• [Task to carry out]:
Extract the complete listing and output it unchanged.

## start Listed entries

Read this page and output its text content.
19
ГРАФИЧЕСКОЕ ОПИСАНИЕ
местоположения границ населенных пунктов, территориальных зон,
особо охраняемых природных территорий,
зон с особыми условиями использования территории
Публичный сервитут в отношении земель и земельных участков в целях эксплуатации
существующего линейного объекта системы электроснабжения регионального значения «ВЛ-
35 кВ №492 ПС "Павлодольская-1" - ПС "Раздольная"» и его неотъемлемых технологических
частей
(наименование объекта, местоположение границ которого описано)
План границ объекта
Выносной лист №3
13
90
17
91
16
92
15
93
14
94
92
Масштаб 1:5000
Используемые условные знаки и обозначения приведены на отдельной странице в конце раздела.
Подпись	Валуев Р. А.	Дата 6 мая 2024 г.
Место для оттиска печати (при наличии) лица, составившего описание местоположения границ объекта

## end Listed entries

• [Solution to this exercise]:
Read this page and output its text content.
19
ГРАФИЧЕСКОЕ ОПИСАНИЕ
местоположения границ населенных пунктов, территориальных зон,
особо охраняемых природных территорий,
зон с особыми условиями использования территории
Публичный сервитут в отношении земель и земельных участков в целях эксплуатации
существующего линейного объекта системы электроснабжения регионального значения «ВЛ-
35 кВ №492 ПС "Павлодольская-1" - ПС "Раздольная"» и его неотъемлемых технологических
частей
(наименование объекта, местоположение границ которого описано)
План границ объекта
Выносной лист №3
13
90
17
91
16
92
15
93
14
94
92
Масштаб 1:5000
Используемые условные знаки и обозначения приведены на отдельной странице в конце раздела.
Подпись	Валуев Р. А.	Дата 6 мая 2024 г.
Место для оттиска печати (при наличии) лица, составившего описание местоположения границ объекта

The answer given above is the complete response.